* YOUR TASK *
Everything in the data should be repeated exactly, save for the images.

* DATA PROVIDED *
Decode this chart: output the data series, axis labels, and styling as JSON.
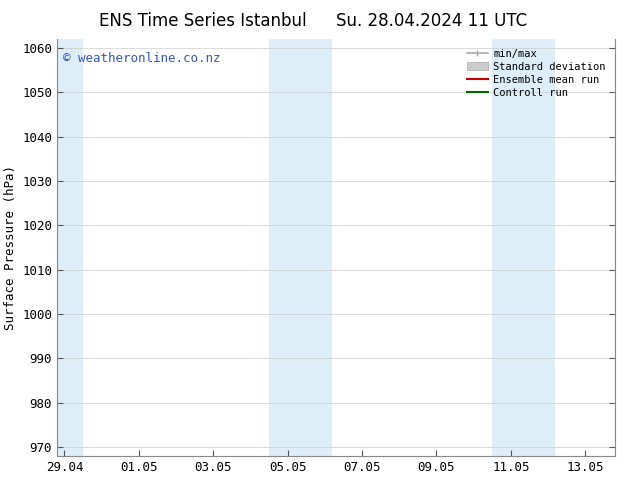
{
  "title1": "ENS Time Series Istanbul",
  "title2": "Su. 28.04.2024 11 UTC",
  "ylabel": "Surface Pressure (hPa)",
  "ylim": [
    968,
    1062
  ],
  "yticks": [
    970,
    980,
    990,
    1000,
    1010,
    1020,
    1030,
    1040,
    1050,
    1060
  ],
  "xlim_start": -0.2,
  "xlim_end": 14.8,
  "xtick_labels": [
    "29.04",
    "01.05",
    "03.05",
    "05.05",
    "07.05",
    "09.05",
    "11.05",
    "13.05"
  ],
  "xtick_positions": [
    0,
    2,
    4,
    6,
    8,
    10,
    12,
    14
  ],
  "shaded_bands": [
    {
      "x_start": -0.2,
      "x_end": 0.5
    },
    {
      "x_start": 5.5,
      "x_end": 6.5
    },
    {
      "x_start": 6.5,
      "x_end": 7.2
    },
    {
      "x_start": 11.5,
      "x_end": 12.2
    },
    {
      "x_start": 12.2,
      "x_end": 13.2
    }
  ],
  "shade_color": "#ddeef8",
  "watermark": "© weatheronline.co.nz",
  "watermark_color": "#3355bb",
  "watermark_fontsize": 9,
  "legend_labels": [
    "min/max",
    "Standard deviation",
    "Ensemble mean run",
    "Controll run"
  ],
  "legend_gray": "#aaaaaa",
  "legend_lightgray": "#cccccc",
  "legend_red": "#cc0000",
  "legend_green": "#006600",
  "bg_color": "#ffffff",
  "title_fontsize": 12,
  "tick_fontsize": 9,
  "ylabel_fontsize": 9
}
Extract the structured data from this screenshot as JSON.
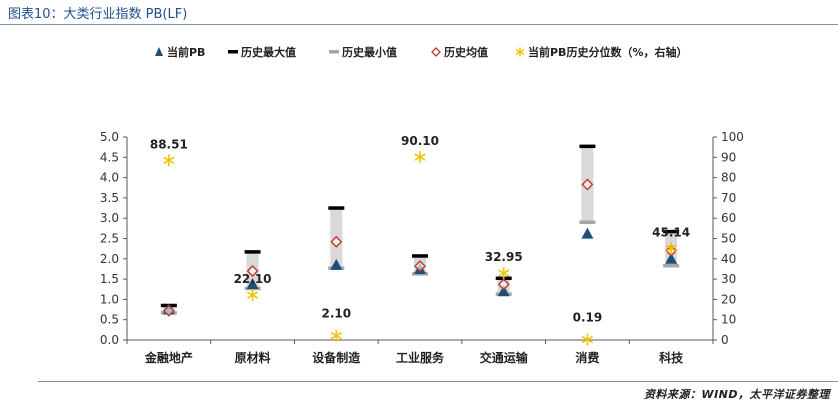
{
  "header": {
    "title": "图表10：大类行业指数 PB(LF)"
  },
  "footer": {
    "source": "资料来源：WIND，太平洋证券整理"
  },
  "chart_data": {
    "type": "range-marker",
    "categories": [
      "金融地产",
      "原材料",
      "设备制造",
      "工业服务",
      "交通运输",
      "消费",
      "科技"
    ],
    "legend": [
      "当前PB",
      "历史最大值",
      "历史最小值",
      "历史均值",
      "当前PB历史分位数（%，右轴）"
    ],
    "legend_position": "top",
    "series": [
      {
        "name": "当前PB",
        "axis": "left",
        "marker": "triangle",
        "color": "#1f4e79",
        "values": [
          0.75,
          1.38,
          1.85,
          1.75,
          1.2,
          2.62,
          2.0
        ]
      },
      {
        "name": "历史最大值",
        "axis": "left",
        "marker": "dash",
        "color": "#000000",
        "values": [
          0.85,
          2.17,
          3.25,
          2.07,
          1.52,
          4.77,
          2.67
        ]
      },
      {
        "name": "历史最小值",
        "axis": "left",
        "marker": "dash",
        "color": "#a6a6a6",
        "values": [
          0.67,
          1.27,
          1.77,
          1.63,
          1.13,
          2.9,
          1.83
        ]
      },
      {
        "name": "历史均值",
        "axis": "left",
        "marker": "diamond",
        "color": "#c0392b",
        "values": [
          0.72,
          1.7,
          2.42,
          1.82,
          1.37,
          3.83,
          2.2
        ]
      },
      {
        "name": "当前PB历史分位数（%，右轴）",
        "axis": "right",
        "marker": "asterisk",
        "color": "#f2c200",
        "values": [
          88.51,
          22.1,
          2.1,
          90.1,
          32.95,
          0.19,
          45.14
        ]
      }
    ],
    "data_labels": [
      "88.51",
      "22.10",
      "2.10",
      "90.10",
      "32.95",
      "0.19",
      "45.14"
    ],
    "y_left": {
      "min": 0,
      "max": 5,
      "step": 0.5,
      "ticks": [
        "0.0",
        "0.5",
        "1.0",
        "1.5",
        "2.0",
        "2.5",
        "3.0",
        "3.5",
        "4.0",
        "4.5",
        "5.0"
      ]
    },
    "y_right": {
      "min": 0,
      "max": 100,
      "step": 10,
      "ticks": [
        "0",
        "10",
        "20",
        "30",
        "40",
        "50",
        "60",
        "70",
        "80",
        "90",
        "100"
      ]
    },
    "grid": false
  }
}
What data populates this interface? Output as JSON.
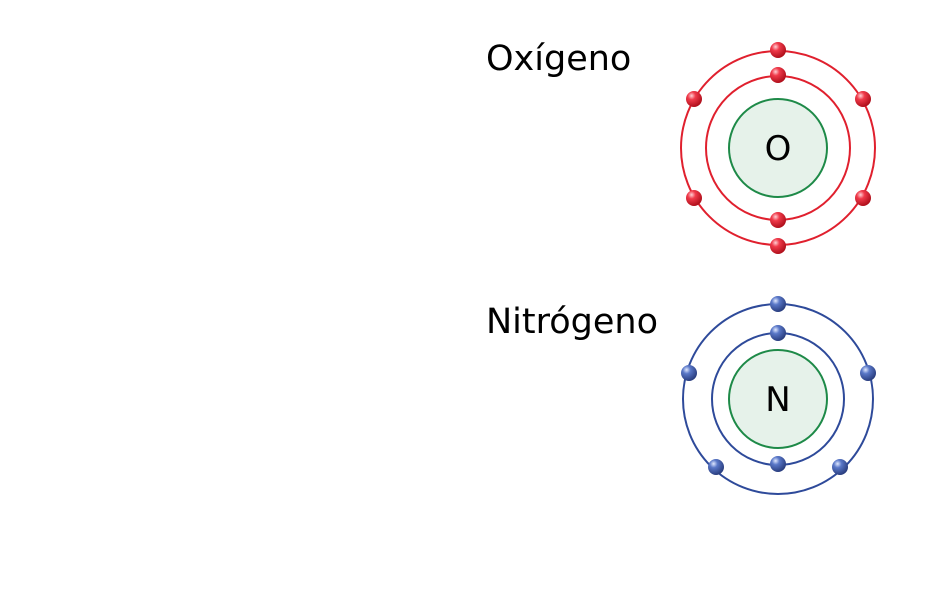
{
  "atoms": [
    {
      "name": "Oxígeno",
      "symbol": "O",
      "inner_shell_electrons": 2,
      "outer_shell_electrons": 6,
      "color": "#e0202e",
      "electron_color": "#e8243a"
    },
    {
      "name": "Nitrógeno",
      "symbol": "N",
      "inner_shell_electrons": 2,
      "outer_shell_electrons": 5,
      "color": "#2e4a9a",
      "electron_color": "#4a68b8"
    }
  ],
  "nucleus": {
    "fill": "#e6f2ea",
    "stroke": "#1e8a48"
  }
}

* RESULT OF THE EXERCISE *
Decode this chart: output the data series, axis labels, and styling as JSON.
{
  "title1": "ENS Time Series Istanbul",
  "title2": "Su. 28.04.2024 11 UTC",
  "ylabel": "Surface Pressure (hPa)",
  "ylim": [
    968,
    1062
  ],
  "yticks": [
    970,
    980,
    990,
    1000,
    1010,
    1020,
    1030,
    1040,
    1050,
    1060
  ],
  "xlim_start": -0.2,
  "xlim_end": 14.8,
  "xtick_labels": [
    "29.04",
    "01.05",
    "03.05",
    "05.05",
    "07.05",
    "09.05",
    "11.05",
    "13.05"
  ],
  "xtick_positions": [
    0,
    2,
    4,
    6,
    8,
    10,
    12,
    14
  ],
  "shaded_bands": [
    {
      "x_start": -0.2,
      "x_end": 0.5
    },
    {
      "x_start": 5.5,
      "x_end": 6.5
    },
    {
      "x_start": 6.5,
      "x_end": 7.2
    },
    {
      "x_start": 11.5,
      "x_end": 12.2
    },
    {
      "x_start": 12.2,
      "x_end": 13.2
    }
  ],
  "shade_color": "#ddeef8",
  "watermark": "© weatheronline.co.nz",
  "watermark_color": "#3355bb",
  "watermark_fontsize": 9,
  "legend_labels": [
    "min/max",
    "Standard deviation",
    "Ensemble mean run",
    "Controll run"
  ],
  "legend_gray": "#aaaaaa",
  "legend_lightgray": "#cccccc",
  "legend_red": "#cc0000",
  "legend_green": "#006600",
  "bg_color": "#ffffff",
  "title_fontsize": 12,
  "tick_fontsize": 9,
  "ylabel_fontsize": 9
}
Extract the structured data from this screenshot as JSON.
{
  "header": {
    "title": "图表10：大类行业指数 PB(LF)"
  },
  "footer": {
    "source": "资料来源：WIND，太平洋证券整理"
  },
  "chart_data": {
    "type": "range-marker",
    "categories": [
      "金融地产",
      "原材料",
      "设备制造",
      "工业服务",
      "交通运输",
      "消费",
      "科技"
    ],
    "legend": [
      "当前PB",
      "历史最大值",
      "历史最小值",
      "历史均值",
      "当前PB历史分位数（%，右轴）"
    ],
    "legend_position": "top",
    "series": [
      {
        "name": "当前PB",
        "axis": "left",
        "marker": "triangle",
        "color": "#1f4e79",
        "values": [
          0.75,
          1.38,
          1.85,
          1.75,
          1.2,
          2.62,
          2.0
        ]
      },
      {
        "name": "历史最大值",
        "axis": "left",
        "marker": "dash",
        "color": "#000000",
        "values": [
          0.85,
          2.17,
          3.25,
          2.07,
          1.52,
          4.77,
          2.67
        ]
      },
      {
        "name": "历史最小值",
        "axis": "left",
        "marker": "dash",
        "color": "#a6a6a6",
        "values": [
          0.67,
          1.27,
          1.77,
          1.63,
          1.13,
          2.9,
          1.83
        ]
      },
      {
        "name": "历史均值",
        "axis": "left",
        "marker": "diamond",
        "color": "#c0392b",
        "values": [
          0.72,
          1.7,
          2.42,
          1.82,
          1.37,
          3.83,
          2.2
        ]
      },
      {
        "name": "当前PB历史分位数（%，右轴）",
        "axis": "right",
        "marker": "asterisk",
        "color": "#f2c200",
        "values": [
          88.51,
          22.1,
          2.1,
          90.1,
          32.95,
          0.19,
          45.14
        ]
      }
    ],
    "data_labels": [
      "88.51",
      "22.10",
      "2.10",
      "90.10",
      "32.95",
      "0.19",
      "45.14"
    ],
    "y_left": {
      "min": 0,
      "max": 5,
      "step": 0.5,
      "ticks": [
        "0.0",
        "0.5",
        "1.0",
        "1.5",
        "2.0",
        "2.5",
        "3.0",
        "3.5",
        "4.0",
        "4.5",
        "5.0"
      ]
    },
    "y_right": {
      "min": 0,
      "max": 100,
      "step": 10,
      "ticks": [
        "0",
        "10",
        "20",
        "30",
        "40",
        "50",
        "60",
        "70",
        "80",
        "90",
        "100"
      ]
    },
    "grid": false
  }
}
What data populates this interface? Output as JSON.
{
  "atoms": [
    {
      "name": "Oxígeno",
      "symbol": "O",
      "inner_shell_electrons": 2,
      "outer_shell_electrons": 6,
      "color": "#e0202e",
      "electron_color": "#e8243a"
    },
    {
      "name": "Nitrógeno",
      "symbol": "N",
      "inner_shell_electrons": 2,
      "outer_shell_electrons": 5,
      "color": "#2e4a9a",
      "electron_color": "#4a68b8"
    }
  ],
  "nucleus": {
    "fill": "#e6f2ea",
    "stroke": "#1e8a48"
  }
}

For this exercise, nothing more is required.